[Requirement]:
Copy out all lines carrying the word "this".

[Start]

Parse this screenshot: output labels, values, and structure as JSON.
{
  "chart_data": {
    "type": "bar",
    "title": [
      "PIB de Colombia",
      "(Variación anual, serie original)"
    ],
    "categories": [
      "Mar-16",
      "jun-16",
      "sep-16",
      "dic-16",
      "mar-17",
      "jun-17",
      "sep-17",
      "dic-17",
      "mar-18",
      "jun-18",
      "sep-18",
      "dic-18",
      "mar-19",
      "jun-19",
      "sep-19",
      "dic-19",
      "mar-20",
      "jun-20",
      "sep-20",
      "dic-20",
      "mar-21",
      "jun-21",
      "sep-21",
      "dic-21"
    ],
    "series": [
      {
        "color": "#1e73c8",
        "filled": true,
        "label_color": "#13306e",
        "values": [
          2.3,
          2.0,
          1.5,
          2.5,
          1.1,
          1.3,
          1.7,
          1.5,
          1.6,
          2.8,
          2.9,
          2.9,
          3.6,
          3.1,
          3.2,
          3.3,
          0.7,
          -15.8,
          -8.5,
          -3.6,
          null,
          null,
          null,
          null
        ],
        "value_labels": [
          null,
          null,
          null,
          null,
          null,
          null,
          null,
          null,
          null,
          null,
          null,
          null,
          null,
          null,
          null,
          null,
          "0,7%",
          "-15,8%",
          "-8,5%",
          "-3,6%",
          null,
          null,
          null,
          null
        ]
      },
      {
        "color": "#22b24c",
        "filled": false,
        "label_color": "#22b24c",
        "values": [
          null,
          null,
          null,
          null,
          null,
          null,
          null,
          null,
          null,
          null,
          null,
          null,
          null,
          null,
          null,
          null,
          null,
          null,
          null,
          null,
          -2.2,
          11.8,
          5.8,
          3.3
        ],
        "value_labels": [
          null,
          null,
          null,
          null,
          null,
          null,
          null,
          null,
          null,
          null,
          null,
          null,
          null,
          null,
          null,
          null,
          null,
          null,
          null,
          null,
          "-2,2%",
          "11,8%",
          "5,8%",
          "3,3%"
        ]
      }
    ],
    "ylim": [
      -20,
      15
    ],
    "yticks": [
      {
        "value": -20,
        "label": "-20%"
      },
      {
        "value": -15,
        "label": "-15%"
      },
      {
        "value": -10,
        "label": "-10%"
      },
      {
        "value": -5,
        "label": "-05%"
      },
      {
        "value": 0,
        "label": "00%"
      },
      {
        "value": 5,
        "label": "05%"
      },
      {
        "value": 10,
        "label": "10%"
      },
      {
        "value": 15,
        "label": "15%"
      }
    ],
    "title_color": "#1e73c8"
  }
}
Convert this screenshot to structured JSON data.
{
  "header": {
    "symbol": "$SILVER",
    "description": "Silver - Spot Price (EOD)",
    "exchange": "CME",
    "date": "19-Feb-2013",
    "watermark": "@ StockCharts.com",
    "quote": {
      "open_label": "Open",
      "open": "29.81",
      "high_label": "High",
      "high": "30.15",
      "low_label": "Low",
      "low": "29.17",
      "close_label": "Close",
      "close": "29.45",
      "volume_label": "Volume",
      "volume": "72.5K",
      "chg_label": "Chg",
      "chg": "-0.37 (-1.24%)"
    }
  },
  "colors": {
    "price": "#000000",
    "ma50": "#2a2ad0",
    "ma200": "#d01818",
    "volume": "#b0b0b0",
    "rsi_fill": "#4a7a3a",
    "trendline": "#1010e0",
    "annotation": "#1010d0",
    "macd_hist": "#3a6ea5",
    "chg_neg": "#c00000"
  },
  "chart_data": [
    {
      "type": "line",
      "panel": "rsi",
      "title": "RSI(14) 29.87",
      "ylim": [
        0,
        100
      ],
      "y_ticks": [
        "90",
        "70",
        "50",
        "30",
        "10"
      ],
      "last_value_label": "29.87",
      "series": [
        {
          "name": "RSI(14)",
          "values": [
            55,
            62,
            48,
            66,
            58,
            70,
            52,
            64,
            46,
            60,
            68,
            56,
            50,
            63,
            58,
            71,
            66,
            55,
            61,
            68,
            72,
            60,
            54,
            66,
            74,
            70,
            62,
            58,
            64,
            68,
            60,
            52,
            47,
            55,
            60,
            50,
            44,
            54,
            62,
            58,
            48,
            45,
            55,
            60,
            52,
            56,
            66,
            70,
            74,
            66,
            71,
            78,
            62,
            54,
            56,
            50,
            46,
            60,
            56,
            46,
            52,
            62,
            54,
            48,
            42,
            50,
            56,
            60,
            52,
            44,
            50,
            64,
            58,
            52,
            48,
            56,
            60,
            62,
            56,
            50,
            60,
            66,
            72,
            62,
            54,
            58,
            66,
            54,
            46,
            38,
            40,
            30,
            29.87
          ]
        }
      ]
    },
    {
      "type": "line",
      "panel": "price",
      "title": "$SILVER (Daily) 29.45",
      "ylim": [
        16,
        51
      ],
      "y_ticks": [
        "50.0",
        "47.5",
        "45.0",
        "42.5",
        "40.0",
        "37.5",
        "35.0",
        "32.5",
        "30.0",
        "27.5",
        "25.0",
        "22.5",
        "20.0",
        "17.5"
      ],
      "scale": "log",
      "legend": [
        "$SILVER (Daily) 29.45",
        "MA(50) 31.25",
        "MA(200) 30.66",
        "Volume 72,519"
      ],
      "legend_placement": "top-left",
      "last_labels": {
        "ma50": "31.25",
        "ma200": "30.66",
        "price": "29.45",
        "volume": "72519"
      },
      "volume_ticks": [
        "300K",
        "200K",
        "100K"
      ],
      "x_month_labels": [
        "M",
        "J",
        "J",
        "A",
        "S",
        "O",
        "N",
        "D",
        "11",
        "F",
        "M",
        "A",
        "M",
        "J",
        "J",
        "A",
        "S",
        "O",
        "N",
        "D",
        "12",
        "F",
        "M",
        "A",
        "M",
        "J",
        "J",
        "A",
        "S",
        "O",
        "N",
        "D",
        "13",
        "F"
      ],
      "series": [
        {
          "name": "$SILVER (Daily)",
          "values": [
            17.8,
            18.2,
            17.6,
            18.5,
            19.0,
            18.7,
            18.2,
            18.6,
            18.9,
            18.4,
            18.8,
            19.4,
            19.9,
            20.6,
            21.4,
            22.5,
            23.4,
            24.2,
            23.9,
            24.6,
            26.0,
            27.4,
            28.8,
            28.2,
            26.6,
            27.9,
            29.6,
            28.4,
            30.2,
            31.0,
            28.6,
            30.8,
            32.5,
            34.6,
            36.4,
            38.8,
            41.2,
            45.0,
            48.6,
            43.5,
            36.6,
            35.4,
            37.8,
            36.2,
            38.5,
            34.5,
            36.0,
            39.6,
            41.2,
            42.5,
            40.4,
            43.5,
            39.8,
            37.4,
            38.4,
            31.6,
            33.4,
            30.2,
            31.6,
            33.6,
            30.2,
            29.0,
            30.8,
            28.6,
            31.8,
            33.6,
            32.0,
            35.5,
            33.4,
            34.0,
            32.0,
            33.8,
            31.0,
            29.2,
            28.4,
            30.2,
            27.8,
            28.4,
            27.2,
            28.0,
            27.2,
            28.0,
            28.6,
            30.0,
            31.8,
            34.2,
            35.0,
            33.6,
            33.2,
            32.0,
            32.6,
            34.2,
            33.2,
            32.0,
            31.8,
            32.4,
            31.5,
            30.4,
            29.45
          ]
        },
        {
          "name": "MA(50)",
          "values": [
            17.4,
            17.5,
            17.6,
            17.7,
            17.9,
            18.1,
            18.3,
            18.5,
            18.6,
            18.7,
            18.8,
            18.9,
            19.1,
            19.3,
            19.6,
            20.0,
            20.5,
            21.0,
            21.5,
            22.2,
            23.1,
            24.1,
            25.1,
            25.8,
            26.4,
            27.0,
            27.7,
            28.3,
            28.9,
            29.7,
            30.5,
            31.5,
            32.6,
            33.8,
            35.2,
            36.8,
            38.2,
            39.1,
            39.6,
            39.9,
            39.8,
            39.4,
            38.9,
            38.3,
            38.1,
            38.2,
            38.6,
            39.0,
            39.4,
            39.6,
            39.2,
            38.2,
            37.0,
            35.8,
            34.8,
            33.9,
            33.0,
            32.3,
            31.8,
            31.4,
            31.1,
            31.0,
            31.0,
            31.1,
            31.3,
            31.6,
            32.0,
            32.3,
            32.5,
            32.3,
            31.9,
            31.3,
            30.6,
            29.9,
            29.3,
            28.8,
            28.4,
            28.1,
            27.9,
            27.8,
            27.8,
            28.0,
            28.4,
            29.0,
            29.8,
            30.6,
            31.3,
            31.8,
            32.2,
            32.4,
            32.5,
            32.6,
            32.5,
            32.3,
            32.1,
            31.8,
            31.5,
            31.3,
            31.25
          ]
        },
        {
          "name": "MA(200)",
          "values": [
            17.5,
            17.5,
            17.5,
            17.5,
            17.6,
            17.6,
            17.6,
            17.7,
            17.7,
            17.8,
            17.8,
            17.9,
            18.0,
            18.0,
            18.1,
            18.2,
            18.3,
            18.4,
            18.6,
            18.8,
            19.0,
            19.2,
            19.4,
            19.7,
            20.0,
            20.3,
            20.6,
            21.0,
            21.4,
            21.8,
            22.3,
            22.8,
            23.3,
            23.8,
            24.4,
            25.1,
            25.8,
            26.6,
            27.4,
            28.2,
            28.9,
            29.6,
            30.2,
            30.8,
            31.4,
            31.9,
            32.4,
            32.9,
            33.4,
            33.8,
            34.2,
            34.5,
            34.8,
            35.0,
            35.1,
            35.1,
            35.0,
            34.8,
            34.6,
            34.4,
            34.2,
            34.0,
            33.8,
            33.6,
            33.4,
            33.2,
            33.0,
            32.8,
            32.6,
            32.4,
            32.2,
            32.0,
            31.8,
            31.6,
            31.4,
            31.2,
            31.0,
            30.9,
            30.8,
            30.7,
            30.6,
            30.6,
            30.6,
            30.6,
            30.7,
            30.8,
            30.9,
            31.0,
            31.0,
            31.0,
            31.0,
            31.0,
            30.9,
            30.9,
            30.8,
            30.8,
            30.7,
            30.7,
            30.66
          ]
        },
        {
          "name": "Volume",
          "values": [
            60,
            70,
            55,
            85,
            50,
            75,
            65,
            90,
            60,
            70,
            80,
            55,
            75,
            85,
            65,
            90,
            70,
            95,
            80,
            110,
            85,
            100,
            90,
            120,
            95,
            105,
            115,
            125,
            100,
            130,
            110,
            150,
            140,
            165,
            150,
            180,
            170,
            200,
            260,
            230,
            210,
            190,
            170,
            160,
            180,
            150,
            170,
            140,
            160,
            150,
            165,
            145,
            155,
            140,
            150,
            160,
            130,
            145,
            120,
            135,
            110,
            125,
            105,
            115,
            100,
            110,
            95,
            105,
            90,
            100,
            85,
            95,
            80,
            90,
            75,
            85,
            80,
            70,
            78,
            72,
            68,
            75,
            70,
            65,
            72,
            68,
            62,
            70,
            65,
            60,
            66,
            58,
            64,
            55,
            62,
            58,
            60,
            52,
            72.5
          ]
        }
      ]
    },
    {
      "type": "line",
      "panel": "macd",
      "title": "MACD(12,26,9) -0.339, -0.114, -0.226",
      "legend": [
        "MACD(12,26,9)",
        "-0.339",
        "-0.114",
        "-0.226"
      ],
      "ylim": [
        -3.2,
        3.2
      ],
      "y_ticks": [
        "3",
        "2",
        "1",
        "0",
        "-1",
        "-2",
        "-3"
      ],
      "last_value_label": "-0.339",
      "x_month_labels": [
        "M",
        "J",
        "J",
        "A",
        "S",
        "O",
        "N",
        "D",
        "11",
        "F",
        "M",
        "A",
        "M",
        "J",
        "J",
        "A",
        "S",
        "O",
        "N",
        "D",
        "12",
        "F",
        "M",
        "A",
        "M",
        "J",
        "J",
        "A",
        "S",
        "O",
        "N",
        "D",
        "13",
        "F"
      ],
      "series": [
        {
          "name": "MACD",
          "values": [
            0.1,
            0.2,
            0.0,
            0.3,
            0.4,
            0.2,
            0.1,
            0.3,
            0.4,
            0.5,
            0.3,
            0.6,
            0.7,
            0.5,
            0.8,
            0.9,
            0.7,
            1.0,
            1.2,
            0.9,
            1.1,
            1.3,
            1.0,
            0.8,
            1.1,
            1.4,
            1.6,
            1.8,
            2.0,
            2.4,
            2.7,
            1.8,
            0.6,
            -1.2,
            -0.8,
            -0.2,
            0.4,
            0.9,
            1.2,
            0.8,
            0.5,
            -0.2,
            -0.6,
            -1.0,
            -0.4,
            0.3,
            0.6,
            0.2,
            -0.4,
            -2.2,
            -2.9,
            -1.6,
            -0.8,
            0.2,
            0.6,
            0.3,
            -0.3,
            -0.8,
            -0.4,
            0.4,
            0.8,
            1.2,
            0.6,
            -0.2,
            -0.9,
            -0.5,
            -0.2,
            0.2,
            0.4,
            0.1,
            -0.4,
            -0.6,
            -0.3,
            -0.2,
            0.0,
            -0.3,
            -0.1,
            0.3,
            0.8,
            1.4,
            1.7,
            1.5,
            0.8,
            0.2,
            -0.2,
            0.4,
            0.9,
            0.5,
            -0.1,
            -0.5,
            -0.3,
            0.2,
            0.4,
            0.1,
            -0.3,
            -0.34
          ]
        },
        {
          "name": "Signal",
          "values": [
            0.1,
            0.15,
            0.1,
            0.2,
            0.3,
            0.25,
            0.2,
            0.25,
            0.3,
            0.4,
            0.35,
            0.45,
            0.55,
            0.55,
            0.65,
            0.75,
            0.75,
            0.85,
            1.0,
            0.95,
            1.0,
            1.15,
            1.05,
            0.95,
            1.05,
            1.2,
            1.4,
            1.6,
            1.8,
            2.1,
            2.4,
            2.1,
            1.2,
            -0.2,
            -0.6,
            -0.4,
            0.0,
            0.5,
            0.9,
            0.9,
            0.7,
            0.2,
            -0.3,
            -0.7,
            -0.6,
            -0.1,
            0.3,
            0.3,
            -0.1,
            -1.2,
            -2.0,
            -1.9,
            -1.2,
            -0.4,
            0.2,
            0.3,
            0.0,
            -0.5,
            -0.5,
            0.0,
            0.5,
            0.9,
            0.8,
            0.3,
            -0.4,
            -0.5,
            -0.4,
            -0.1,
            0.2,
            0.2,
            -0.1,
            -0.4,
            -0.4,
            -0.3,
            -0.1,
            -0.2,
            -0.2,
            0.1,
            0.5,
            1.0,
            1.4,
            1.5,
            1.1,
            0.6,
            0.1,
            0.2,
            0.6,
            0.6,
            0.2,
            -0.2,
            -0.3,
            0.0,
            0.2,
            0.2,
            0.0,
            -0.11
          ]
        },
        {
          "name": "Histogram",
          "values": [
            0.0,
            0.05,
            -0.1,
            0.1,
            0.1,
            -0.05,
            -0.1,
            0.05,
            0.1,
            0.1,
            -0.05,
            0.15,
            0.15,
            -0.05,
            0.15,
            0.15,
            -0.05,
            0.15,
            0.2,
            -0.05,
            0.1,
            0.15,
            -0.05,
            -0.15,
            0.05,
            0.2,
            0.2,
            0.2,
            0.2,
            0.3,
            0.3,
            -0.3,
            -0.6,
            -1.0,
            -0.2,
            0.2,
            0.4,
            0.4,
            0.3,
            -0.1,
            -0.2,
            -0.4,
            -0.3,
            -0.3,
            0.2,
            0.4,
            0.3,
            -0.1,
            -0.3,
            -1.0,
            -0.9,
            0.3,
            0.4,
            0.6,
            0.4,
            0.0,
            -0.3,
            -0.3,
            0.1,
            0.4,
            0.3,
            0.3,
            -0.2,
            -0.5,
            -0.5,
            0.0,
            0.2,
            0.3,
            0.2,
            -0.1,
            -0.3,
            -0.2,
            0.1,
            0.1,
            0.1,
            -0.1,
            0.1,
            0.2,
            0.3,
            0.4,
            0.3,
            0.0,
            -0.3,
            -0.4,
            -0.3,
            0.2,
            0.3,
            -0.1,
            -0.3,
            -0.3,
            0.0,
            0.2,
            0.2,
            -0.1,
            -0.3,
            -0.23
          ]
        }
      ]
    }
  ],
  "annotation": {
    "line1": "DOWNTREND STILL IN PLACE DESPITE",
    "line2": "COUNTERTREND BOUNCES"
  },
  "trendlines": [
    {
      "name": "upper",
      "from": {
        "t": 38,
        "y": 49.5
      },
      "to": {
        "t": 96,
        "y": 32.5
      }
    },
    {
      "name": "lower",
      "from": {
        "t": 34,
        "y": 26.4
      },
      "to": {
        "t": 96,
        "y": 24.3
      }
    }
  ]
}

[End]

[Result]:
Parse this screenshot: output labels, values, and structure as JSON.
Convert this screenshot to structured JSON data.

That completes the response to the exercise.